AIM OF THE EXERCISE = Copy the following lines verbatim.

STORED RECORDS =

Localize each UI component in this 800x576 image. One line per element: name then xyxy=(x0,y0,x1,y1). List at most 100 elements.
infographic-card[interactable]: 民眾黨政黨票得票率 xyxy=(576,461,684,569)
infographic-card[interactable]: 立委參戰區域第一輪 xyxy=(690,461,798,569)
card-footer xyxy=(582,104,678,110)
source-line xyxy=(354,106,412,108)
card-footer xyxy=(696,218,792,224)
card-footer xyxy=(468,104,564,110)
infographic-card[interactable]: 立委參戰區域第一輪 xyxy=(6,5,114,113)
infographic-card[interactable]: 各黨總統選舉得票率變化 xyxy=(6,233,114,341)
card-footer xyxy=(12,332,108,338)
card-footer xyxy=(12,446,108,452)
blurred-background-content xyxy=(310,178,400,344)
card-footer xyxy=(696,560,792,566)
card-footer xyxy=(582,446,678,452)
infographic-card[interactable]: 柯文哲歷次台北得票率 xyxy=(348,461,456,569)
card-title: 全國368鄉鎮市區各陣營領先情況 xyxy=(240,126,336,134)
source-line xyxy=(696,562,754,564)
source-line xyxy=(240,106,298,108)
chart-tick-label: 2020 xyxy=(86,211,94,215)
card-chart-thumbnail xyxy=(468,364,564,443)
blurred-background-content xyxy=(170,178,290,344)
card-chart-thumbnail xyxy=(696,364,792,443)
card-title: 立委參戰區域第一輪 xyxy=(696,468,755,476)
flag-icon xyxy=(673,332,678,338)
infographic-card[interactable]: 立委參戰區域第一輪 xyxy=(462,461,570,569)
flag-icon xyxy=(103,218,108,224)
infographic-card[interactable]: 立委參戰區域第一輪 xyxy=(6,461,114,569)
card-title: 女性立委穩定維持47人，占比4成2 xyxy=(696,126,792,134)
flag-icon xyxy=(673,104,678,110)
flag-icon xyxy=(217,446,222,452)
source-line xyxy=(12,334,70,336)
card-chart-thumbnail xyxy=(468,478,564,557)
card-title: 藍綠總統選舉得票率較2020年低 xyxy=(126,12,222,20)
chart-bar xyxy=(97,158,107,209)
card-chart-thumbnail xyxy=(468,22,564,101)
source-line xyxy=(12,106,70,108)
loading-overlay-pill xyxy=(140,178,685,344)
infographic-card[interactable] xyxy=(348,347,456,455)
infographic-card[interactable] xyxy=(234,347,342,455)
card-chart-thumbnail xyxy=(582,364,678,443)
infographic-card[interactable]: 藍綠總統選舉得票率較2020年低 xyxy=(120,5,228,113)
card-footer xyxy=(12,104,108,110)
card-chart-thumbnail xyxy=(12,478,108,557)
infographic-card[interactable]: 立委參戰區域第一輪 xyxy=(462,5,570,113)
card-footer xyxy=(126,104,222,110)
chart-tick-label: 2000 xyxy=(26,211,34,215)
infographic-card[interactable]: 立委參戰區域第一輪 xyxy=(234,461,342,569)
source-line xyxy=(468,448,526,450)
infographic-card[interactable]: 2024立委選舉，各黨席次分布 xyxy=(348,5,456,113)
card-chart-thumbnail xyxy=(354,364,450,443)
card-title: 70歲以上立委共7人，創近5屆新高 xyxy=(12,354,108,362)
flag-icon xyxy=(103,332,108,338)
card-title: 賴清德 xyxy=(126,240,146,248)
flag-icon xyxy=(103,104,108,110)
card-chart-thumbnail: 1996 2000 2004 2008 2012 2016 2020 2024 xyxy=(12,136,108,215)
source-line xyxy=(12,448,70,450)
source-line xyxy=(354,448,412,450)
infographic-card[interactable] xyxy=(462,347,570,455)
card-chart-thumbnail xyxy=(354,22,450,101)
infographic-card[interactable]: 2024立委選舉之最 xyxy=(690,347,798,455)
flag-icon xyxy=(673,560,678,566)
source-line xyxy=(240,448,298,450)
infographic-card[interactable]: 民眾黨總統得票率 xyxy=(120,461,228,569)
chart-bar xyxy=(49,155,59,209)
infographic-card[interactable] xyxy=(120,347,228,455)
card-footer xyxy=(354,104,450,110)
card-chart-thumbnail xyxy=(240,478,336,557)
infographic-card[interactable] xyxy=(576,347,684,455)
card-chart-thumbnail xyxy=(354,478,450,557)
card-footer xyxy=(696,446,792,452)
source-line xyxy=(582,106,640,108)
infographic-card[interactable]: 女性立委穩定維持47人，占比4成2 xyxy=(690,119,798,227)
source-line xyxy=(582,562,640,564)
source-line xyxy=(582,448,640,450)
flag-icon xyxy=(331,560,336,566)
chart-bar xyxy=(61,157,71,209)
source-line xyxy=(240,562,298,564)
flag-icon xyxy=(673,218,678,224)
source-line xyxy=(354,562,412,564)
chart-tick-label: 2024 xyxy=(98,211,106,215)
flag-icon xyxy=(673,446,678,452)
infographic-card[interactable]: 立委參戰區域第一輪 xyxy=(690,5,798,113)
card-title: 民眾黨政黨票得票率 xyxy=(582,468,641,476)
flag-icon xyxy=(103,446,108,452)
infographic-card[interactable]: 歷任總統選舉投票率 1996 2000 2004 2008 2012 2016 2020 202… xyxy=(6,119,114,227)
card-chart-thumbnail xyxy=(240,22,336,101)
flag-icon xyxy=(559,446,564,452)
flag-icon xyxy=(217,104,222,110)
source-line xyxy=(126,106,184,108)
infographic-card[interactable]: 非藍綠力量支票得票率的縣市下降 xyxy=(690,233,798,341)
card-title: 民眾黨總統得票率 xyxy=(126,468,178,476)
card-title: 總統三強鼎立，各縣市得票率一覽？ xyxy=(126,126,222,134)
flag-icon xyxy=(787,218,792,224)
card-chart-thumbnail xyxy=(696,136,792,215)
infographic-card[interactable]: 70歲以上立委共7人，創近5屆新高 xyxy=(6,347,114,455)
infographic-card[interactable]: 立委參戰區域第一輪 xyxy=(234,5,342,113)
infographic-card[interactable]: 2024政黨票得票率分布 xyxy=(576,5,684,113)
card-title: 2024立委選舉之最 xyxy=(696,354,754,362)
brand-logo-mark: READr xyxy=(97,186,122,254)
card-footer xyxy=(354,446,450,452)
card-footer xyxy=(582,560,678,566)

PROBLEM SOLUTION =
Localize each UI component in this 800x576 image. One line per element: name then xyxy=(x0,y0,x1,y1). List at most 100 elements.
infographic-card[interactable]: 民眾黨政黨票得票率 xyxy=(576,461,684,569)
infographic-card[interactable]: 立委參戰區域第一輪 xyxy=(690,461,798,569)
card-footer xyxy=(582,104,678,110)
source-line xyxy=(354,106,412,108)
card-footer xyxy=(696,218,792,224)
card-footer xyxy=(468,104,564,110)
infographic-card[interactable]: 立委參戰區域第一輪 xyxy=(6,5,114,113)
infographic-card[interactable]: 各黨總統選舉得票率變化 xyxy=(6,233,114,341)
card-footer xyxy=(12,332,108,338)
card-footer xyxy=(12,446,108,452)
blurred-background-content xyxy=(310,178,400,344)
card-footer xyxy=(696,560,792,566)
card-footer xyxy=(582,446,678,452)
infographic-card[interactable]: 柯文哲歷次台北得票率 xyxy=(348,461,456,569)
card-title: 全國368鄉鎮市區各陣營領先情況 xyxy=(240,126,336,134)
source-line xyxy=(696,562,754,564)
source-line xyxy=(240,106,298,108)
chart-tick-label: 2020 xyxy=(86,211,94,215)
card-chart-thumbnail xyxy=(468,364,564,443)
blurred-background-content xyxy=(170,178,290,344)
card-chart-thumbnail xyxy=(696,364,792,443)
card-title: 立委參戰區域第一輪 xyxy=(696,468,755,476)
flag-icon xyxy=(673,332,678,338)
infographic-card[interactable]: 立委參戰區域第一輪 xyxy=(462,461,570,569)
flag-icon xyxy=(103,218,108,224)
infographic-card[interactable]: 立委參戰區域第一輪 xyxy=(6,461,114,569)
card-title: 女性立委穩定維持47人，占比4成2 xyxy=(696,126,792,134)
flag-icon xyxy=(673,104,678,110)
flag-icon xyxy=(217,446,222,452)
source-line xyxy=(12,334,70,336)
card-chart-thumbnail xyxy=(468,478,564,557)
card-title: 藍綠總統選舉得票率較2020年低 xyxy=(126,12,222,20)
chart-bar xyxy=(97,158,107,209)
card-chart-thumbnail xyxy=(468,22,564,101)
source-line xyxy=(12,106,70,108)
loading-overlay-pill xyxy=(140,178,685,344)
infographic-card[interactable] xyxy=(348,347,456,455)
infographic-card[interactable] xyxy=(234,347,342,455)
card-chart-thumbnail xyxy=(582,364,678,443)
infographic-card[interactable]: 藍綠總統選舉得票率較2020年低 xyxy=(120,5,228,113)
card-footer xyxy=(12,104,108,110)
card-chart-thumbnail xyxy=(12,478,108,557)
infographic-card[interactable]: 立委參戰區域第一輪 xyxy=(462,5,570,113)
card-footer xyxy=(126,104,222,110)
chart-tick-label: 2000 xyxy=(26,211,34,215)
infographic-card[interactable]: 立委參戰區域第一輪 xyxy=(234,461,342,569)
source-line xyxy=(468,448,526,450)
infographic-card[interactable]: 2024立委選舉，各黨席次分布 xyxy=(348,5,456,113)
card-chart-thumbnail xyxy=(354,364,450,443)
card-title: 70歲以上立委共7人，創近5屆新高 xyxy=(12,354,108,362)
flag-icon xyxy=(103,332,108,338)
card-title: 賴清德 xyxy=(126,240,146,248)
flag-icon xyxy=(103,104,108,110)
card-chart-thumbnail: 1996 2000 2004 2008 2012 2016 2020 2024 xyxy=(12,136,108,215)
source-line xyxy=(12,448,70,450)
source-line xyxy=(354,448,412,450)
infographic-card[interactable] xyxy=(462,347,570,455)
card-chart-thumbnail xyxy=(354,22,450,101)
infographic-card[interactable]: 2024立委選舉之最 xyxy=(690,347,798,455)
flag-icon xyxy=(673,560,678,566)
source-line xyxy=(240,448,298,450)
infographic-card[interactable]: 民眾黨總統得票率 xyxy=(120,461,228,569)
chart-bar xyxy=(49,155,59,209)
infographic-card[interactable] xyxy=(120,347,228,455)
card-footer xyxy=(354,104,450,110)
card-chart-thumbnail xyxy=(240,478,336,557)
infographic-card[interactable] xyxy=(576,347,684,455)
card-chart-thumbnail xyxy=(354,478,450,557)
card-footer xyxy=(696,446,792,452)
source-line xyxy=(582,106,640,108)
infographic-card[interactable]: 女性立委穩定維持47人，占比4成2 xyxy=(690,119,798,227)
source-line xyxy=(582,562,640,564)
source-line xyxy=(582,448,640,450)
flag-icon xyxy=(331,560,336,566)
chart-bar xyxy=(61,157,71,209)
source-line xyxy=(240,562,298,564)
flag-icon xyxy=(673,218,678,224)
source-line xyxy=(354,562,412,564)
chart-tick-label: 2024 xyxy=(98,211,106,215)
flag-icon xyxy=(673,446,678,452)
infographic-card[interactable]: 立委參戰區域第一輪 xyxy=(690,5,798,113)
card-title: 民眾黨政黨票得票率 xyxy=(582,468,641,476)
flag-icon xyxy=(103,446,108,452)
infographic-card[interactable]: 歷任總統選舉投票率 1996 2000 2004 2008 2012 2016 2020 202… xyxy=(6,119,114,227)
card-chart-thumbnail xyxy=(240,22,336,101)
flag-icon xyxy=(559,446,564,452)
flag-icon xyxy=(217,104,222,110)
source-line xyxy=(126,106,184,108)
infographic-card[interactable]: 非藍綠力量支票得票率的縣市下降 xyxy=(690,233,798,341)
card-title: 民眾黨總統得票率 xyxy=(126,468,178,476)
card-title: 總統三強鼎立，各縣市得票率一覽？ xyxy=(126,126,222,134)
flag-icon xyxy=(787,218,792,224)
card-chart-thumbnail xyxy=(696,136,792,215)
infographic-card[interactable]: 70歲以上立委共7人，創近5屆新高 xyxy=(6,347,114,455)
infographic-card[interactable]: 立委參戰區域第一輪 xyxy=(234,5,342,113)
infographic-card[interactable]: 2024政黨票得票率分布 xyxy=(576,5,684,113)
card-title: 2024立委選舉之最 xyxy=(696,354,754,362)
brand-logo-mark: READr xyxy=(97,186,122,254)
card-footer xyxy=(354,446,450,452)
card-footer xyxy=(582,560,678,566)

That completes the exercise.